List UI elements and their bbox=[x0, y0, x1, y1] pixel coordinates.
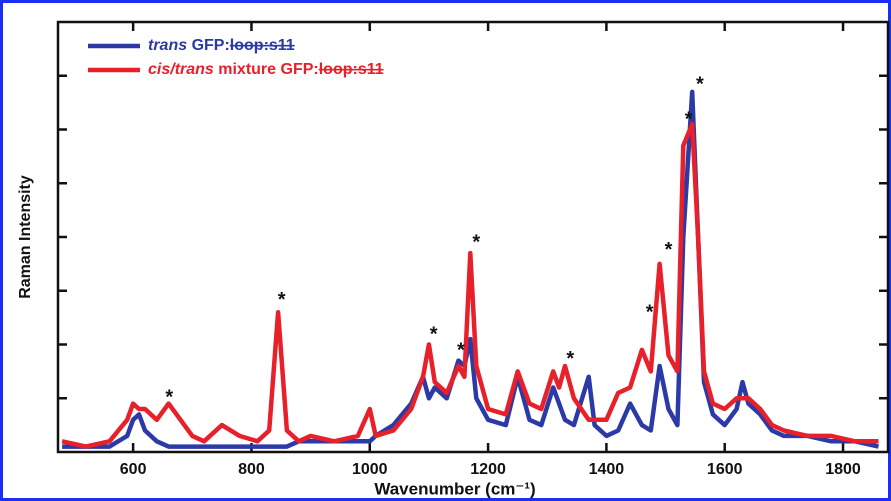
y-axis-label: Raman Intensity bbox=[17, 175, 34, 299]
x-tick-label: 1200 bbox=[470, 461, 506, 478]
peak-marker: * bbox=[278, 289, 286, 311]
legend-label: trans GFP:loop:s11 bbox=[148, 37, 295, 54]
x-tick-label: 1400 bbox=[589, 461, 625, 478]
x-axis-label: Wavenumber (cm⁻¹) bbox=[374, 479, 535, 498]
series-line bbox=[61, 121, 879, 449]
peak-marker: * bbox=[696, 73, 704, 95]
peak-marker: * bbox=[665, 239, 673, 261]
x-tick-label: 1000 bbox=[352, 461, 388, 478]
legend-label: cis/trans mixture GFP:loop:s11 bbox=[148, 61, 384, 78]
x-tick-label: 1600 bbox=[707, 461, 743, 478]
peak-marker: * bbox=[566, 348, 574, 370]
series-line bbox=[62, 89, 879, 449]
x-tick-label: 600 bbox=[120, 461, 147, 478]
peak-marker: * bbox=[430, 323, 438, 345]
peak-marker: * bbox=[685, 108, 693, 130]
peak-marker: * bbox=[165, 386, 173, 408]
peak-marker: * bbox=[457, 340, 465, 362]
plot-frame bbox=[56, 20, 890, 454]
peak-marker: * bbox=[472, 232, 480, 254]
peak-marker: * bbox=[646, 301, 654, 323]
x-tick-label: 1800 bbox=[825, 461, 861, 478]
x-tick-label: 800 bbox=[238, 461, 265, 478]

****

### [Task objective]
Print the data from the line with "y-axis-label: Raman Intensity" to the line with "series-line bbox=[61, 121, 879, 449]", including both of those lines, and reproduce them without any changes.

### [Expected output]
y-axis-label: Raman Intensity bbox=[17, 175, 34, 299]
x-tick-label: 1200 bbox=[470, 461, 506, 478]
peak-marker: * bbox=[278, 289, 286, 311]
legend-label: trans GFP:loop:s11 bbox=[148, 37, 295, 54]
x-tick-label: 1400 bbox=[589, 461, 625, 478]
x-axis-label: Wavenumber (cm⁻¹) bbox=[374, 479, 535, 498]
series-line bbox=[61, 121, 879, 449]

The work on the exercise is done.